YOUR GOAL =
Exact copy, no pictures: output each line below as it stands.

(Dataset rows about figures)
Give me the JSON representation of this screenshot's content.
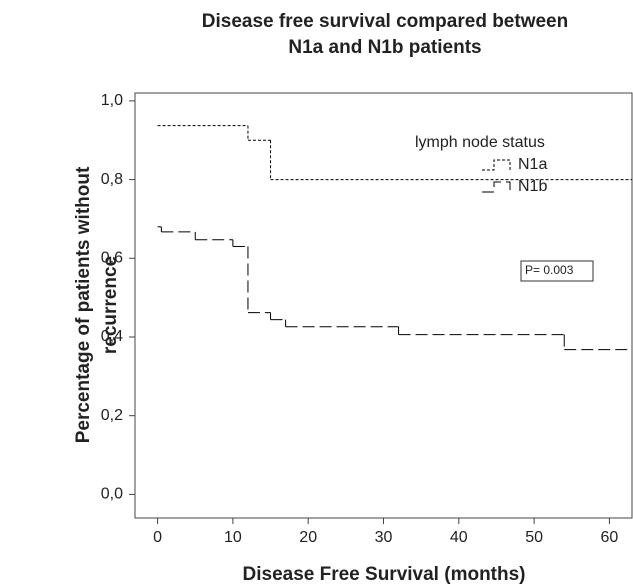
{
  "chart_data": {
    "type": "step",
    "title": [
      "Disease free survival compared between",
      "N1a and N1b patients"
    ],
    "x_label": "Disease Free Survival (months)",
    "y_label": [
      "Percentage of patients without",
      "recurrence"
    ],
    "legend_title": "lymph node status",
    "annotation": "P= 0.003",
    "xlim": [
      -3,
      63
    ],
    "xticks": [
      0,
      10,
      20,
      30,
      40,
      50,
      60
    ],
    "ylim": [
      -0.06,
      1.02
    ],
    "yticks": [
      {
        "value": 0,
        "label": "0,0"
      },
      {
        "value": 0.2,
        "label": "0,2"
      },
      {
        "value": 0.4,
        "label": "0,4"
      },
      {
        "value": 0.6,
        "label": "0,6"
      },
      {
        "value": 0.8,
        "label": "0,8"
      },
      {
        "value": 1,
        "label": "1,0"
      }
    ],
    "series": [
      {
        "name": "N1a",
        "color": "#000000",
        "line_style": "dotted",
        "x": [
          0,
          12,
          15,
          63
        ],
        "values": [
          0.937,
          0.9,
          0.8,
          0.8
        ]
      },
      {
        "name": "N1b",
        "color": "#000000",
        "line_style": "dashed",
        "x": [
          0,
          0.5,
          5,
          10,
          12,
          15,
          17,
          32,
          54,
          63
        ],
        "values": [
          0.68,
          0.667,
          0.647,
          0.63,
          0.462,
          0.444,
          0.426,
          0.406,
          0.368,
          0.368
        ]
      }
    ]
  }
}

THE COMPLETED TASK =
Give me the JSON representation of this screenshot's content.
{
  "chart_data": {
    "type": "step",
    "title": [
      "Disease free survival compared between",
      "N1a and N1b patients"
    ],
    "x_label": "Disease Free Survival (months)",
    "y_label": [
      "Percentage of patients without",
      "recurrence"
    ],
    "legend_title": "lymph node status",
    "annotation": "P= 0.003",
    "xlim": [
      -3,
      63
    ],
    "xticks": [
      0,
      10,
      20,
      30,
      40,
      50,
      60
    ],
    "ylim": [
      -0.06,
      1.02
    ],
    "yticks": [
      {
        "value": 0,
        "label": "0,0"
      },
      {
        "value": 0.2,
        "label": "0,2"
      },
      {
        "value": 0.4,
        "label": "0,4"
      },
      {
        "value": 0.6,
        "label": "0,6"
      },
      {
        "value": 0.8,
        "label": "0,8"
      },
      {
        "value": 1,
        "label": "1,0"
      }
    ],
    "series": [
      {
        "name": "N1a",
        "color": "#000000",
        "line_style": "dotted",
        "x": [
          0,
          12,
          15,
          63
        ],
        "values": [
          0.937,
          0.9,
          0.8,
          0.8
        ]
      },
      {
        "name": "N1b",
        "color": "#000000",
        "line_style": "dashed",
        "x": [
          0,
          0.5,
          5,
          10,
          12,
          15,
          17,
          32,
          54,
          63
        ],
        "values": [
          0.68,
          0.667,
          0.647,
          0.63,
          0.462,
          0.444,
          0.426,
          0.406,
          0.368,
          0.368
        ]
      }
    ]
  }
}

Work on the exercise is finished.